EXERCISE INSTRUCTIONS
**a.** Translate this sentence from the WatchKit roundup into Spanish: "Tapping and swiping continue to be the primary way of interacting with all iOS apps, Apple Watch included."
**b.** List every hyphenated word in the WatchKit roundup.
**c.** Resume the WatchKit roundup below after its last sentence.

SOURCE EXTRACT
Following the release of WatchKit earlier this week, I’ve been reading through the documentation and listened to what developers had to say about it. Here’s my original roundup of links and tweets. Below, other interesting reads from around the web.

Serenity Caldwell has an excellent overview of Apple’s announcements at iMore:

Tapping and swiping continue to be the primary way of interacting with all iOS apps, Apple Watch included. The watch has a few new swipe gestures, including a left edge swipe (to return to the previous screen) and a swipe up from the bottom (which activates Glances). Pinch-to-zoom and other multi-finger gestures don’t exist on the Apple Watch; instead, you’re presumably expected to use the device’s Digital Crown to zoom in and out. There’s also Force Touch, a long-press action that activates the menu or important contextual buttons within an app.

John Gruber compares WatchKit to the iPhone in 2007:

In a sense, this is like 2007 all over again. The native APIs almost certainly aren’t finished, and battery life is a huge concern. But with the Watch, Apple is ahead of where they were with the iPhone.

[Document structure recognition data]
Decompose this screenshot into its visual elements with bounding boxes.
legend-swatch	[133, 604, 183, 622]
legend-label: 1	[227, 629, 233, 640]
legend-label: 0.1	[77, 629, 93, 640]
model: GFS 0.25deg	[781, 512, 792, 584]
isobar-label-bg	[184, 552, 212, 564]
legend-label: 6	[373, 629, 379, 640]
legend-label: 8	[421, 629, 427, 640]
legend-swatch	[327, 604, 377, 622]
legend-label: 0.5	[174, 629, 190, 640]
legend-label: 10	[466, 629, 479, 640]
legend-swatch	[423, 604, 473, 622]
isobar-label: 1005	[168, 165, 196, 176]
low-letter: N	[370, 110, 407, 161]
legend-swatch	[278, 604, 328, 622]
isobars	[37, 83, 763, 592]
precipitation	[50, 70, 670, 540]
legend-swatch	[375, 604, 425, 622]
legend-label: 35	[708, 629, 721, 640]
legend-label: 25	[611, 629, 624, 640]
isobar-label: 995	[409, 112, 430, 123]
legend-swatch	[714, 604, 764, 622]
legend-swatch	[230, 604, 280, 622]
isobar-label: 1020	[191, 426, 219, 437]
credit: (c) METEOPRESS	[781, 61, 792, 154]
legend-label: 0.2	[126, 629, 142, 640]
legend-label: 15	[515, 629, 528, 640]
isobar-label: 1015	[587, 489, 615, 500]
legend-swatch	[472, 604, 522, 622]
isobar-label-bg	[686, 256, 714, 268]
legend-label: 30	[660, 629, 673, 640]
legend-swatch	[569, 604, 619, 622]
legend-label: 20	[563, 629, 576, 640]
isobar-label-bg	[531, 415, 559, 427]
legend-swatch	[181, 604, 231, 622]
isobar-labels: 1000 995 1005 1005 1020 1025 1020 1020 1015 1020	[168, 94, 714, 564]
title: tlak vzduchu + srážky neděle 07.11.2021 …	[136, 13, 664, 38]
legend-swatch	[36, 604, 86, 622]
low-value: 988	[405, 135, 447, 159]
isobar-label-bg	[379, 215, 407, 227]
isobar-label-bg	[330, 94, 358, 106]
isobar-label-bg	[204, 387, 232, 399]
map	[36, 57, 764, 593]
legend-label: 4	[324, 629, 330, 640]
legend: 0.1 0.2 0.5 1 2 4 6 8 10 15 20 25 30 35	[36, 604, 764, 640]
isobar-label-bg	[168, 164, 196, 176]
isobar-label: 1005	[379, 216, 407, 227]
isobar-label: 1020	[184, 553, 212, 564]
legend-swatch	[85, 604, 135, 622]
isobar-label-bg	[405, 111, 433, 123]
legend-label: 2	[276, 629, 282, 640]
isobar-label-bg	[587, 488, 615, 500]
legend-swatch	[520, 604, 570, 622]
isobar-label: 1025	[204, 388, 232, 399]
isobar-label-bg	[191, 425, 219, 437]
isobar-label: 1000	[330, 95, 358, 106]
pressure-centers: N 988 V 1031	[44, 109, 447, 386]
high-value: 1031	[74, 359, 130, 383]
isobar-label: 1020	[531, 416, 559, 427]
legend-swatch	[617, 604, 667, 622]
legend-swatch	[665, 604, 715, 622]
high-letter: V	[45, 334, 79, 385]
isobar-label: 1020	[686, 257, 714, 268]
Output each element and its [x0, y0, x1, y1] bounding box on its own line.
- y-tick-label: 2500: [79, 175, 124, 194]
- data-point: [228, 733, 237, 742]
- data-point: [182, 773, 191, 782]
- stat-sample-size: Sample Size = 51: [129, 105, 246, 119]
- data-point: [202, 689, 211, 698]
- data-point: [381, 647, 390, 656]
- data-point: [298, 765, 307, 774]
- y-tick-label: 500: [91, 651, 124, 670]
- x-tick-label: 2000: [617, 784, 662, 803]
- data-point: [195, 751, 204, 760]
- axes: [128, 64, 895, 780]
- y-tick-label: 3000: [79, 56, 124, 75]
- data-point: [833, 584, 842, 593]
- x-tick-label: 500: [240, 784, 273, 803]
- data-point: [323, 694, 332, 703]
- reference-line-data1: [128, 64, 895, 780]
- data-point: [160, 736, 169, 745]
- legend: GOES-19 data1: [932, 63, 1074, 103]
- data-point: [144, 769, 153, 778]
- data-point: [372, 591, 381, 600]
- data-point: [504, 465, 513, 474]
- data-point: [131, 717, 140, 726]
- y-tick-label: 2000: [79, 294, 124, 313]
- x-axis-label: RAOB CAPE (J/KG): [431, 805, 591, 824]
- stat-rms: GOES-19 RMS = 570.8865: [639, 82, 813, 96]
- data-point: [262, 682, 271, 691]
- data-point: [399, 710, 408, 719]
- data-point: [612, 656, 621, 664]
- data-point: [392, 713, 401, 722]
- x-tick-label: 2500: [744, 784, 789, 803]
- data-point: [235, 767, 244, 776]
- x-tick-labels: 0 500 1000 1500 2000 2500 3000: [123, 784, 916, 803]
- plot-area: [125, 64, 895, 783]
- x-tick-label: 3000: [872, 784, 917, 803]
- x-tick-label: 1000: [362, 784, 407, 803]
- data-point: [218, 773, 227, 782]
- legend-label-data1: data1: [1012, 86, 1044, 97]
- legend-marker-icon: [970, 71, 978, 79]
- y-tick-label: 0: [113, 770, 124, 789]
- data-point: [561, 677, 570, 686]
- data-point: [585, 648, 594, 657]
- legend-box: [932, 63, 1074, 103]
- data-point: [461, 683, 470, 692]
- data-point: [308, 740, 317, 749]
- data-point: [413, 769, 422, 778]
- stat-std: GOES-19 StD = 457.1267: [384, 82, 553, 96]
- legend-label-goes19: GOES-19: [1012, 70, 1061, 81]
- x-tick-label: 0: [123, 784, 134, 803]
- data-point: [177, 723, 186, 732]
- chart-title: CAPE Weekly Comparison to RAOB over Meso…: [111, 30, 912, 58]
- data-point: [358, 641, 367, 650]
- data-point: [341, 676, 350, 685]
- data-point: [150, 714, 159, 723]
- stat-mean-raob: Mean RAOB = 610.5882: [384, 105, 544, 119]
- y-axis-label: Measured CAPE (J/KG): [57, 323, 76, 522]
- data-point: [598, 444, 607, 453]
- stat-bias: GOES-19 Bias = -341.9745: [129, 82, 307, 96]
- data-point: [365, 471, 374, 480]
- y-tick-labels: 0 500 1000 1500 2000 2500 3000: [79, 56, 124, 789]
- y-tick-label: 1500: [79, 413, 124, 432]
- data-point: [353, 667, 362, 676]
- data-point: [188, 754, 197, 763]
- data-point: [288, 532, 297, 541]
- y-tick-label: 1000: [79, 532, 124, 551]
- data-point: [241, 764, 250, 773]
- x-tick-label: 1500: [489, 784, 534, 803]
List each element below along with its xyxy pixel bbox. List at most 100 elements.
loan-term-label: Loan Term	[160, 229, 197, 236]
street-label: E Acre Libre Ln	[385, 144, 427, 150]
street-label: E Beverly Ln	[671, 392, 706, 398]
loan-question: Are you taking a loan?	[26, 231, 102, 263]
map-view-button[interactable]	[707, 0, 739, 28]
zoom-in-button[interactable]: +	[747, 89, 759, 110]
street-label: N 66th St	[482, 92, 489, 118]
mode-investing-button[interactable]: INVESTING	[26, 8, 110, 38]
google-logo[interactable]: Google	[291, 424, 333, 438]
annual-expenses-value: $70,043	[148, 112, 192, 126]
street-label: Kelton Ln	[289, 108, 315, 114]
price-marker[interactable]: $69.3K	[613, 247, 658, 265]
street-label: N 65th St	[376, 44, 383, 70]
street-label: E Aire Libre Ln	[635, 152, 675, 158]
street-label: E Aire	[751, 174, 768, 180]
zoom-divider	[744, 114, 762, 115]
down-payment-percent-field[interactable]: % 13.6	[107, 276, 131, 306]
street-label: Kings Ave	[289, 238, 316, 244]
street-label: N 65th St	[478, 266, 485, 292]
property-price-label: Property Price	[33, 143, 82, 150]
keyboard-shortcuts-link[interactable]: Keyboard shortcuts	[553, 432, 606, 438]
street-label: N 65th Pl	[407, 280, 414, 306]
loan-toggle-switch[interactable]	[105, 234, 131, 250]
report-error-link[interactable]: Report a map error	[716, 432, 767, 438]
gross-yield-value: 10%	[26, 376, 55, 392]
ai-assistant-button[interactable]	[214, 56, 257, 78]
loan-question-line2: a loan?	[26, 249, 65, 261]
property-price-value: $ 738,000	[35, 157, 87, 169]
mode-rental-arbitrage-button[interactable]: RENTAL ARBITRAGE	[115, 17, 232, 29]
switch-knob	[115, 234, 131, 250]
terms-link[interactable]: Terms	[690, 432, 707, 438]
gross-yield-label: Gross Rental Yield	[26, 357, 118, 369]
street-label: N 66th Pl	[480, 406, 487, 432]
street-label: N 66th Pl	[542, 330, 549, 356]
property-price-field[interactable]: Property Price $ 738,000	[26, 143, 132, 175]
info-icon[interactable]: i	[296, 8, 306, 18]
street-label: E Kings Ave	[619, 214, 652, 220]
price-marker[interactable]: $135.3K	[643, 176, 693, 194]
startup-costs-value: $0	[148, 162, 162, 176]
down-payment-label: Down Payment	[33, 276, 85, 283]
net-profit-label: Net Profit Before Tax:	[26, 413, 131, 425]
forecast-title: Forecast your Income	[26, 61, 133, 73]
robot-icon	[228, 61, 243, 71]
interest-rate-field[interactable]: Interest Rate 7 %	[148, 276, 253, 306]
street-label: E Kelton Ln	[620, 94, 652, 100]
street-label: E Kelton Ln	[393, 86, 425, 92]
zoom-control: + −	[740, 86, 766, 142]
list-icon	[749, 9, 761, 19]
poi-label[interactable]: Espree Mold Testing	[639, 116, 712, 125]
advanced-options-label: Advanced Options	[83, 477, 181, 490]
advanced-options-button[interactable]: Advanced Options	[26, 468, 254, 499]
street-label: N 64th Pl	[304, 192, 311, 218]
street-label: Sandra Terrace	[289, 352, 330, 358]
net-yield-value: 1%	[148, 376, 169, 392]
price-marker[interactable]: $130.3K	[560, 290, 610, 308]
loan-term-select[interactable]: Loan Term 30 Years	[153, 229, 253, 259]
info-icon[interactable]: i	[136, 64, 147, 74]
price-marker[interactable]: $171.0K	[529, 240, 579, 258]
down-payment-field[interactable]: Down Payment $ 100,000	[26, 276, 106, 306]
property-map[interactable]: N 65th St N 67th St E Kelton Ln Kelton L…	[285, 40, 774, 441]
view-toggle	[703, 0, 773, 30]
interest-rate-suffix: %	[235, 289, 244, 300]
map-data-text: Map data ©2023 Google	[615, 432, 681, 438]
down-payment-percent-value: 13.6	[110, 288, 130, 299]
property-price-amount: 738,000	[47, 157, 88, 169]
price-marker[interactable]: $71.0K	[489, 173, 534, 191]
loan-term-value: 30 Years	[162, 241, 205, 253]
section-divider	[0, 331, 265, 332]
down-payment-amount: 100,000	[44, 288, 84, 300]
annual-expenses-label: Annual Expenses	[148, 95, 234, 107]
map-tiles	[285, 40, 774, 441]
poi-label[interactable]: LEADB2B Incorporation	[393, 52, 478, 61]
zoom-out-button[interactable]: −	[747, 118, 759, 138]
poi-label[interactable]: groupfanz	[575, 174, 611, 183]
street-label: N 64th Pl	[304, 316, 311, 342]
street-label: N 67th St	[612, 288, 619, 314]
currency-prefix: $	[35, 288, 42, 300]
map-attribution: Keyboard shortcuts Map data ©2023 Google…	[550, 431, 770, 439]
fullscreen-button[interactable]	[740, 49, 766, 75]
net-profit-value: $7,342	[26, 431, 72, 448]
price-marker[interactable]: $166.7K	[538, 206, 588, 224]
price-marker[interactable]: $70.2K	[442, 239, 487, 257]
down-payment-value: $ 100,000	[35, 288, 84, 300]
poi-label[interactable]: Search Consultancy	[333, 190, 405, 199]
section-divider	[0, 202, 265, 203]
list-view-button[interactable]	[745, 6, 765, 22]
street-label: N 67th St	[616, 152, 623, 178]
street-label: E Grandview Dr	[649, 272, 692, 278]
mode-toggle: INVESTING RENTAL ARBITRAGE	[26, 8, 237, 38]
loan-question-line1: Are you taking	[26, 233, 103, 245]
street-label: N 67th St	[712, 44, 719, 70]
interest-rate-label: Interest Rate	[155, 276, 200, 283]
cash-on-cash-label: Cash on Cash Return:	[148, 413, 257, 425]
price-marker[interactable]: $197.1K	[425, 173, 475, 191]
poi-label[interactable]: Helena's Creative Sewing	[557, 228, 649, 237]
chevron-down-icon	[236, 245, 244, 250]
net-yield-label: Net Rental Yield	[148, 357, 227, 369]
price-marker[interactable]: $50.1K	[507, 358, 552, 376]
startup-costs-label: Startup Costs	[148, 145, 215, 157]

YOUR WRITTEN ANSWERS
**a.** Tocar y deslizar siguen siendo la forma principal de interactuar con todas las apps de iOS, incluido el Apple Watch.

**b.**
Pinch-to-zoom
multi-finger
long-press

**c.**
MG Siegler notes that the Apple Watch will be highly dependent on the iPhone:

To that end, the Apple Watch is more of a “widget watch” — that is, it displays content which are less like apps and more like the widgets found in the notifications drop-down on iOS devices. (And yes, they require iPhone apps as a base.) And that shows the importance of iOS 8, which first introduced these widgets to third-party developers. For the first couple months of iOS 8, these widgets were pretty clunky. It’s only now that developers are starting to smooth out the kinks and make these widgets more useful and performant. And this will clearly be key for the Apple Watch as well.

Craig Hockenberry posted a technical overview of the new developer technologies in WatchKit with plenty of good advice:

Once you have the PDF to give you an idea of the physical size, you can then start to see how your design works at that scale. Thibaut has already made the world’s ugliest watch and it’s doing important information design work. Here it is showing a simulated scroll view and exploring glance interactions.

These physical interactions with your designs are incredibly important at this point. Wondering why the scroll indicator only appears in the upper-right corner while you scroll your view? I was until I realized that’s where the digital crown is physically located.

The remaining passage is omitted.